### EXERCISE AIM
Records follow. Select each line holding "marker".

◇ ◇ ◇

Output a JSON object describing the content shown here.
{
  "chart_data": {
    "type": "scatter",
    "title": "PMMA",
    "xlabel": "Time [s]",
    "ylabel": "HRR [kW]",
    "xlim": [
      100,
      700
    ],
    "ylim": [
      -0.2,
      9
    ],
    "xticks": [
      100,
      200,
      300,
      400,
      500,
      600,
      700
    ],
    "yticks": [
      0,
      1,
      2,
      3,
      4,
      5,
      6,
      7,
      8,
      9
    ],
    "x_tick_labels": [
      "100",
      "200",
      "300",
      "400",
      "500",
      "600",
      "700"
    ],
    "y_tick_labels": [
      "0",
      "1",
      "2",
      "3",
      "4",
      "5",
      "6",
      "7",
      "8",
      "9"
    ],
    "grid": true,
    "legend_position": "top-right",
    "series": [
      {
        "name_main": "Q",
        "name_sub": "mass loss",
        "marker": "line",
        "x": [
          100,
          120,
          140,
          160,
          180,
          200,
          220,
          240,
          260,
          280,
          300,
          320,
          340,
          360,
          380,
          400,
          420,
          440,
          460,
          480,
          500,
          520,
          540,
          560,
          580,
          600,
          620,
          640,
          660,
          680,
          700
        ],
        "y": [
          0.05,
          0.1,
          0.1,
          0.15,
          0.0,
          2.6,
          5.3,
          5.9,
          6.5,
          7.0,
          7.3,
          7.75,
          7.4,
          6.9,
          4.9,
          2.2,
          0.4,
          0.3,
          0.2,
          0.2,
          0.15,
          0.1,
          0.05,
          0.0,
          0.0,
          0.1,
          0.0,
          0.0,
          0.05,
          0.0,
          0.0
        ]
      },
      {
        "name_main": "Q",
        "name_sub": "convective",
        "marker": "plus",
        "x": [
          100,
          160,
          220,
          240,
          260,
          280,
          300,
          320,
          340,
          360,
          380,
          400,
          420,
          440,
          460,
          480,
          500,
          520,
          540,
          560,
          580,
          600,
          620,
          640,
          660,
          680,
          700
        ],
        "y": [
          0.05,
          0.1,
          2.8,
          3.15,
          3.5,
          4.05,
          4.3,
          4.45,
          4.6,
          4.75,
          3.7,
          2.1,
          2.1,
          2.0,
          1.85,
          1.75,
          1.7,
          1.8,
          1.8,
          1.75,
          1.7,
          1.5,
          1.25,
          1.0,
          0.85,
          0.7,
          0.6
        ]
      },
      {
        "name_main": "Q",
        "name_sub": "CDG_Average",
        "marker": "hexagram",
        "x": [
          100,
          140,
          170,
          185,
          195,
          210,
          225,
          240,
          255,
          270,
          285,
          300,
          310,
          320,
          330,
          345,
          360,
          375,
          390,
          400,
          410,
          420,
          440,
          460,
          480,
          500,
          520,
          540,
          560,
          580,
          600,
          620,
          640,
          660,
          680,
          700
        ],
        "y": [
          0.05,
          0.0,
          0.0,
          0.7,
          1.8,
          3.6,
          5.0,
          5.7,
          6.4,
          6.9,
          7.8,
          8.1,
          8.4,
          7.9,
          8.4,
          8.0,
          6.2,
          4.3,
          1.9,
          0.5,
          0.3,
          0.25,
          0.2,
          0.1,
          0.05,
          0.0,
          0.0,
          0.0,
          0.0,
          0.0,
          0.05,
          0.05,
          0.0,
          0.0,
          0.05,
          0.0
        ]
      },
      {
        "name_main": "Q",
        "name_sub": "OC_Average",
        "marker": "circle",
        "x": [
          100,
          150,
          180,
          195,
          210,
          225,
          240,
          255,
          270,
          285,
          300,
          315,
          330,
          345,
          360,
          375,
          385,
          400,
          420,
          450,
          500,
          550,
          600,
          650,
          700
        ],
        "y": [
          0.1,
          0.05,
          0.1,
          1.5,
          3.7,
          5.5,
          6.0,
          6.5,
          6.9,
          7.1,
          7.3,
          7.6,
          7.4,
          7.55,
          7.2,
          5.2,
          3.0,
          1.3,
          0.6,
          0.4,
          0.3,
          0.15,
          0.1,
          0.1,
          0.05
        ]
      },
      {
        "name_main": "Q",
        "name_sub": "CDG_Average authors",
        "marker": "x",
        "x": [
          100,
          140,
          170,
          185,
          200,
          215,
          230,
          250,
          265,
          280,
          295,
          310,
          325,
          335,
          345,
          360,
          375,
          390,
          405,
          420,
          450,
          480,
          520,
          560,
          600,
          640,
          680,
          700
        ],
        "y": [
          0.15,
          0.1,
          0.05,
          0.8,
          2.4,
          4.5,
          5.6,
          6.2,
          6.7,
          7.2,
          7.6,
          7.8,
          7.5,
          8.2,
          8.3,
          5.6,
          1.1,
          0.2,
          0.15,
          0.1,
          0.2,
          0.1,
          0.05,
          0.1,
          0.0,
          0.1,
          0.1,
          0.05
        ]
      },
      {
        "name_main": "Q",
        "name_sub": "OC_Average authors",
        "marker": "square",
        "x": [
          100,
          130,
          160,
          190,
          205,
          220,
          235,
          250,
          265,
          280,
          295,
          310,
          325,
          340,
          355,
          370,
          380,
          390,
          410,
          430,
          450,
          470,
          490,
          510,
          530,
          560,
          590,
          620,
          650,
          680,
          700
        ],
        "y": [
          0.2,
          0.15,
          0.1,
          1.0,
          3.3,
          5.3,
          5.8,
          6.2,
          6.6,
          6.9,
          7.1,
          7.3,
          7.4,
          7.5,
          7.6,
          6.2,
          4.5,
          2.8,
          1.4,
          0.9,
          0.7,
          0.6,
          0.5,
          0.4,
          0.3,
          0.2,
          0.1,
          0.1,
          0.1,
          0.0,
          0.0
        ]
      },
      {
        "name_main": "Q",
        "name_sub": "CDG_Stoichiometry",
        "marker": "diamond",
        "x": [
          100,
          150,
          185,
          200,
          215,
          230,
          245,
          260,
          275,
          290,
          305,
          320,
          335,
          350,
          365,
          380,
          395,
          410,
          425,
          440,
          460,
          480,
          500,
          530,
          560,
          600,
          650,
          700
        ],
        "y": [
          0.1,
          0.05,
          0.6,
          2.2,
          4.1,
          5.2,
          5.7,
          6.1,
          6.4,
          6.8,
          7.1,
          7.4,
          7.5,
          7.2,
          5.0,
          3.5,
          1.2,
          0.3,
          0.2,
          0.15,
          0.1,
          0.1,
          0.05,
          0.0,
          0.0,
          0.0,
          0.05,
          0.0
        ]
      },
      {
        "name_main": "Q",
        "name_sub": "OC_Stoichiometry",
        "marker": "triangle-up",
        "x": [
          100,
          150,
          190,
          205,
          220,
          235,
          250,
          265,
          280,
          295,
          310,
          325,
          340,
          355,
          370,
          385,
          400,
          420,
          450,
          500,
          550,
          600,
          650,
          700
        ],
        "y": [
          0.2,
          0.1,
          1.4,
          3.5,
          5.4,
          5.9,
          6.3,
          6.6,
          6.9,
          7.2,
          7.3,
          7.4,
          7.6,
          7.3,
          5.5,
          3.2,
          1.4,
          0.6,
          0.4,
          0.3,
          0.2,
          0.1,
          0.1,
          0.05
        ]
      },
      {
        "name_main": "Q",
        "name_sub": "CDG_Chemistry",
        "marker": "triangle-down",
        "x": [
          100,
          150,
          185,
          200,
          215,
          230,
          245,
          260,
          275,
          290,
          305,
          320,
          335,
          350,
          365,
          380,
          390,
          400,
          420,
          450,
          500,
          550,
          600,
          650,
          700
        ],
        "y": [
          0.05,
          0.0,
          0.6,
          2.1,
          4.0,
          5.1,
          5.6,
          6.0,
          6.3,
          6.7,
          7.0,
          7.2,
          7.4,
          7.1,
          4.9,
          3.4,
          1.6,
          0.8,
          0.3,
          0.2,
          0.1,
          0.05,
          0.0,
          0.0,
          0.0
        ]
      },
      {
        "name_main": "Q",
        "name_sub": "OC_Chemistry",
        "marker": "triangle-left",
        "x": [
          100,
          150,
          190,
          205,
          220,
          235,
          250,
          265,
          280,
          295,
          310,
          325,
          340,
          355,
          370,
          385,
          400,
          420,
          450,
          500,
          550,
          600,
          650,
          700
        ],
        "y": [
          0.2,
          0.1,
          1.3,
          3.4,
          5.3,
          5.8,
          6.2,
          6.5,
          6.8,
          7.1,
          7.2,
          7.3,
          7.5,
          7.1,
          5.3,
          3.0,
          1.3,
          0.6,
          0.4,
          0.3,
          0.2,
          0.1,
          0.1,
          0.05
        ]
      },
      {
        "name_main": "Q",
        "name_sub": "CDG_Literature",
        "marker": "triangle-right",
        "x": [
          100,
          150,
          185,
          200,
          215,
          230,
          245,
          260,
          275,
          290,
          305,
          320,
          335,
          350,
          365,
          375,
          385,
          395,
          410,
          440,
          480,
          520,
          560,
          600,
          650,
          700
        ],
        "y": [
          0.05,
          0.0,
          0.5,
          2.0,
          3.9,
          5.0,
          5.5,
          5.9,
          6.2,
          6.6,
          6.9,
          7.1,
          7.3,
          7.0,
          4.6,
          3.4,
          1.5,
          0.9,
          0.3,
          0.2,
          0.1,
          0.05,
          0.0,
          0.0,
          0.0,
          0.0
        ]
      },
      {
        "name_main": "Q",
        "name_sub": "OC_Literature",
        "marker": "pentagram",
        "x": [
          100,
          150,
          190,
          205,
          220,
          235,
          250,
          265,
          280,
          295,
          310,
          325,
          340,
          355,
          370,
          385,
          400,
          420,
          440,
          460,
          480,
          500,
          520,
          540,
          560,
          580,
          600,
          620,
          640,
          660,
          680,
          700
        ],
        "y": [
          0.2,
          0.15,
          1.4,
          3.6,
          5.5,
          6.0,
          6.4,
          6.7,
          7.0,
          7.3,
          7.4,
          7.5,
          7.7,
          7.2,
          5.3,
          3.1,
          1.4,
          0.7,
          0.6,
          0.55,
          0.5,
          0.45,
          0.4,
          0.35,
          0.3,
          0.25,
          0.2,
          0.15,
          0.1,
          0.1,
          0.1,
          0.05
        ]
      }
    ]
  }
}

◇ ◇ ◇

### FINAL RESULT
        "marker": "line",
        "marker": "plus",
        "marker": "hexagram",
        "marker": "circle",
        "marker": "x",
        "marker": "square",
        "marker": "diamond",
        "marker": "triangle-up",
        "marker": "triangle-down",
        "marker": "triangle-left",
        "marker": "triangle-right",
        "marker": "pentagram",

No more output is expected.